**WRITTEN TASK**
Your task is to give the data again, exactly, with every line intact.

**RECORDS SHOWN**

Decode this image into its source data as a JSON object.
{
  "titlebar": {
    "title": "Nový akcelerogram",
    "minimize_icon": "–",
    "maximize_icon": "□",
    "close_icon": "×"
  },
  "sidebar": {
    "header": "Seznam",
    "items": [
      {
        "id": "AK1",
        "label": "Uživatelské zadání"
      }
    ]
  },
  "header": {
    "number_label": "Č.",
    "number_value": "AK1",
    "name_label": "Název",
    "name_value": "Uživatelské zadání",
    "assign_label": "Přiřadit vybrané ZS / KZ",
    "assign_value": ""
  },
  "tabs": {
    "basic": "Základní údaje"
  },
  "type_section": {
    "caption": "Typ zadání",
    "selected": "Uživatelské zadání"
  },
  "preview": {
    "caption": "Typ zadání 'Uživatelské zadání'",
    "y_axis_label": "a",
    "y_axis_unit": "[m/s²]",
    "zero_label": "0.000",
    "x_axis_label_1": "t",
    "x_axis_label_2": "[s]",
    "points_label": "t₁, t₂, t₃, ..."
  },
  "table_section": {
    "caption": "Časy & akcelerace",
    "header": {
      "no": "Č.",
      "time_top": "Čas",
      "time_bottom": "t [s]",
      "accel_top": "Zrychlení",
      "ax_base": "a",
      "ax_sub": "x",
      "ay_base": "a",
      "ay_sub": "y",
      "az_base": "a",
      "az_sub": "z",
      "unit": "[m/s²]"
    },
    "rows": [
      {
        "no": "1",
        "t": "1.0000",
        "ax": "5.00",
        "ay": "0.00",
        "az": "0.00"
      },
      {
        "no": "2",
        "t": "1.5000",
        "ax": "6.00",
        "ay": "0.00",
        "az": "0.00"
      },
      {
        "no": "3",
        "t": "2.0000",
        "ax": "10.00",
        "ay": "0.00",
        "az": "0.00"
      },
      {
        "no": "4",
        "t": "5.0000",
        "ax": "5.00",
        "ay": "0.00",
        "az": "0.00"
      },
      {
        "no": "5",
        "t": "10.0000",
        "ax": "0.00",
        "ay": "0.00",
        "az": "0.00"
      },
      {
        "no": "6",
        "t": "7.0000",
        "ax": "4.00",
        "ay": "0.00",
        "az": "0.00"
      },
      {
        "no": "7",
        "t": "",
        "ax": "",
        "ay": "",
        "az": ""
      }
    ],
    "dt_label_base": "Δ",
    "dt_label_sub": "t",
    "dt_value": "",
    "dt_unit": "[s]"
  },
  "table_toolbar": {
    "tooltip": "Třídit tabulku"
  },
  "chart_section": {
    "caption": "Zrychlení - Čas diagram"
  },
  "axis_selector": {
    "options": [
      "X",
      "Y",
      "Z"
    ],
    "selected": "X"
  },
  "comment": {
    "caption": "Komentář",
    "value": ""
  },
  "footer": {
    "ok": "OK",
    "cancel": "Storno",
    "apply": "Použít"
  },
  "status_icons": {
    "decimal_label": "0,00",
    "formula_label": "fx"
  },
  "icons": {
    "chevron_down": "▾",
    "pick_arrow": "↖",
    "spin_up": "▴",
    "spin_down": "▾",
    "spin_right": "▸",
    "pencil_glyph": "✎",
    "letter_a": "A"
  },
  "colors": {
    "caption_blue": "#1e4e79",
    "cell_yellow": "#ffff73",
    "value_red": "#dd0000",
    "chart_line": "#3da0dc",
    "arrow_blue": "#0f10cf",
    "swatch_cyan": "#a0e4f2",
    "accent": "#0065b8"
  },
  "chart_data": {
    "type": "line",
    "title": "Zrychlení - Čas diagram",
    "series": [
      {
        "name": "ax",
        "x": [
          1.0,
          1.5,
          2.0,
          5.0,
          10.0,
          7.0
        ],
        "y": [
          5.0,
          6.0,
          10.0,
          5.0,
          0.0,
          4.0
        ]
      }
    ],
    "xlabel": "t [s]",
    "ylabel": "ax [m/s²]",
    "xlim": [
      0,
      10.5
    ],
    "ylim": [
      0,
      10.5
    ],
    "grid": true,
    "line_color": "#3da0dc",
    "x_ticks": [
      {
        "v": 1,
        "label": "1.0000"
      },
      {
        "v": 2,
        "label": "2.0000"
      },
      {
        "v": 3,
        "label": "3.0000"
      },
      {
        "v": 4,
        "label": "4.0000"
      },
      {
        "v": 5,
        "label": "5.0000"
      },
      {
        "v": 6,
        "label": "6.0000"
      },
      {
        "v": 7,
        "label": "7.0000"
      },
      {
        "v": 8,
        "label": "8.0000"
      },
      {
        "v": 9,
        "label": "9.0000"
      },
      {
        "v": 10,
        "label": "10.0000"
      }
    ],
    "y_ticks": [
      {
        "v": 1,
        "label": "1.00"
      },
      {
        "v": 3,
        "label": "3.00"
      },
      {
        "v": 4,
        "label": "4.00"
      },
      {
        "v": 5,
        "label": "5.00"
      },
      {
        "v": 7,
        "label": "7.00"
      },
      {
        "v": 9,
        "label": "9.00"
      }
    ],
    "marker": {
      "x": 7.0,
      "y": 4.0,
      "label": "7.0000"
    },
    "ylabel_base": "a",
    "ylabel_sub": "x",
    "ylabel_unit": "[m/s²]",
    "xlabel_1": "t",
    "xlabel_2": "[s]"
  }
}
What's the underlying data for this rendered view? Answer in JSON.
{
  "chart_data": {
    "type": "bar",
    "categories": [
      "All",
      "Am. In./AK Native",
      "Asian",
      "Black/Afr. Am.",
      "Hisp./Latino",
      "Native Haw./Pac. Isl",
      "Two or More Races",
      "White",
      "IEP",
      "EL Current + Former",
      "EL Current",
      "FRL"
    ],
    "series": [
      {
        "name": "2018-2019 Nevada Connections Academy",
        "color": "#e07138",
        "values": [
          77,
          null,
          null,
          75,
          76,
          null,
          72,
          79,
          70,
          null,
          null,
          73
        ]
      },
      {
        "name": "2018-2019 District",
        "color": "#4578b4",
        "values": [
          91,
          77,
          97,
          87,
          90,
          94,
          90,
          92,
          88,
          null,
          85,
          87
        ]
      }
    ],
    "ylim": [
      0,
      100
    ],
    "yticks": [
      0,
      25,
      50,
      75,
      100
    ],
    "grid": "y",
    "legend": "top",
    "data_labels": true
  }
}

**PROBLEM SOLUTION**
Decode this image into its source data as a JSON object.
{
  "titlebar": {
    "title": "Nový akcelerogram",
    "minimize_icon": "–",
    "maximize_icon": "□",
    "close_icon": "×"
  },
  "sidebar": {
    "header": "Seznam",
    "items": [
      {
        "id": "AK1",
        "label": "Uživatelské zadání"
      }
    ]
  },
  "header": {
    "number_label": "Č.",
    "number_value": "AK1",
    "name_label": "Název",
    "name_value": "Uživatelské zadání",
    "assign_label": "Přiřadit vybrané ZS / KZ",
    "assign_value": ""
  },
  "tabs": {
    "basic": "Základní údaje"
  },
  "type_section": {
    "caption": "Typ zadání",
    "selected": "Uživatelské zadání"
  },
  "preview": {
    "caption": "Typ zadání 'Uživatelské zadání'",
    "y_axis_label": "a",
    "y_axis_unit": "[m/s²]",
    "zero_label": "0.000",
    "x_axis_label_1": "t",
    "x_axis_label_2": "[s]",
    "points_label": "t₁, t₂, t₃, ..."
  },
  "table_section": {
    "caption": "Časy & akcelerace",
    "header": {
      "no": "Č.",
      "time_top": "Čas",
      "time_bottom": "t [s]",
      "accel_top": "Zrychlení",
      "ax_base": "a",
      "ax_sub": "x",
      "ay_base": "a",
      "ay_sub": "y",
      "az_base": "a",
      "az_sub": "z",
      "unit": "[m/s²]"
    },
    "rows": [
      {
        "no": "1",
        "t": "1.0000",
        "ax": "5.00",
        "ay": "0.00",
        "az": "0.00"
      },
      {
        "no": "2",
        "t": "1.5000",
        "ax": "6.00",
        "ay": "0.00",
        "az": "0.00"
      },
      {
        "no": "3",
        "t": "2.0000",
        "ax": "10.00",
        "ay": "0.00",
        "az": "0.00"
      },
      {
        "no": "4",
        "t": "5.0000",
        "ax": "5.00",
        "ay": "0.00",
        "az": "0.00"
      },
      {
        "no": "5",
        "t": "10.0000",
        "ax": "0.00",
        "ay": "0.00",
        "az": "0.00"
      },
      {
        "no": "6",
        "t": "7.0000",
        "ax": "4.00",
        "ay": "0.00",
        "az": "0.00"
      },
      {
        "no": "7",
        "t": "",
        "ax": "",
        "ay": "",
        "az": ""
      }
    ],
    "dt_label_base": "Δ",
    "dt_label_sub": "t",
    "dt_value": "",
    "dt_unit": "[s]"
  },
  "table_toolbar": {
    "tooltip": "Třídit tabulku"
  },
  "chart_section": {
    "caption": "Zrychlení - Čas diagram"
  },
  "axis_selector": {
    "options": [
      "X",
      "Y",
      "Z"
    ],
    "selected": "X"
  },
  "comment": {
    "caption": "Komentář",
    "value": ""
  },
  "footer": {
    "ok": "OK",
    "cancel": "Storno",
    "apply": "Použít"
  },
  "status_icons": {
    "decimal_label": "0,00",
    "formula_label": "fx"
  },
  "icons": {
    "chevron_down": "▾",
    "pick_arrow": "↖",
    "spin_up": "▴",
    "spin_down": "▾",
    "spin_right": "▸",
    "pencil_glyph": "✎",
    "letter_a": "A"
  },
  "colors": {
    "caption_blue": "#1e4e79",
    "cell_yellow": "#ffff73",
    "value_red": "#dd0000",
    "chart_line": "#3da0dc",
    "arrow_blue": "#0f10cf",
    "swatch_cyan": "#a0e4f2",
    "accent": "#0065b8"
  },
  "chart_data": {
    "type": "line",
    "title": "Zrychlení - Čas diagram",
    "series": [
      {
        "name": "ax",
        "x": [
          1.0,
          1.5,
          2.0,
          5.0,
          10.0,
          7.0
        ],
        "y": [
          5.0,
          6.0,
          10.0,
          5.0,
          0.0,
          4.0
        ]
      }
    ],
    "xlabel": "t [s]",
    "ylabel": "ax [m/s²]",
    "xlim": [
      0,
      10.5
    ],
    "ylim": [
      0,
      10.5
    ],
    "grid": true,
    "line_color": "#3da0dc",
    "x_ticks": [
      {
        "v": 1,
        "label": "1.0000"
      },
      {
        "v": 2,
        "label": "2.0000"
      },
      {
        "v": 3,
        "label": "3.0000"
      },
      {
        "v": 4,
        "label": "4.0000"
      },
      {
        "v": 5,
        "label": "5.0000"
      },
      {
        "v": 6,
        "label": "6.0000"
      },
      {
        "v": 7,
        "label": "7.0000"
      },
      {
        "v": 8,
        "label": "8.0000"
      },
      {
        "v": 9,
        "label": "9.0000"
      },
      {
        "v": 10,
        "label": "10.0000"
      }
    ],
    "y_ticks": [
      {
        "v": 1,
        "label": "1.00"
      },
      {
        "v": 3,
        "label": "3.00"
      },
      {
        "v": 4,
        "label": "4.00"
      },
      {
        "v": 5,
        "label": "5.00"
      },
      {
        "v": 7,
        "label": "7.00"
      },
      {
        "v": 9,
        "label": "9.00"
      }
    ],
    "marker": {
      "x": 7.0,
      "y": 4.0,
      "label": "7.0000"
    },
    "ylabel_base": "a",
    "ylabel_sub": "x",
    "ylabel_unit": "[m/s²]",
    "xlabel_1": "t",
    "xlabel_2": "[s]"
  }
}
What's the underlying data for this rendered view? Answer in JSON.
{
  "chart_data": {
    "type": "bar",
    "categories": [
      "All",
      "Am. In./AK Native",
      "Asian",
      "Black/Afr. Am.",
      "Hisp./Latino",
      "Native Haw./Pac. Isl",
      "Two or More Races",
      "White",
      "IEP",
      "EL Current + Former",
      "EL Current",
      "FRL"
    ],
    "series": [
      {
        "name": "2018-2019 Nevada Connections Academy",
        "color": "#e07138",
        "values": [
          77,
          null,
          null,
          75,
          76,
          null,
          72,
          79,
          70,
          null,
          null,
          73
        ]
      },
      {
        "name": "2018-2019 District",
        "color": "#4578b4",
        "values": [
          91,
          77,
          97,
          87,
          90,
          94,
          90,
          92,
          88,
          null,
          85,
          87
        ]
      }
    ],
    "ylim": [
      0,
      100
    ],
    "yticks": [
      0,
      25,
      50,
      75,
      100
    ],
    "grid": "y",
    "legend": "top",
    "data_labels": true
  }
}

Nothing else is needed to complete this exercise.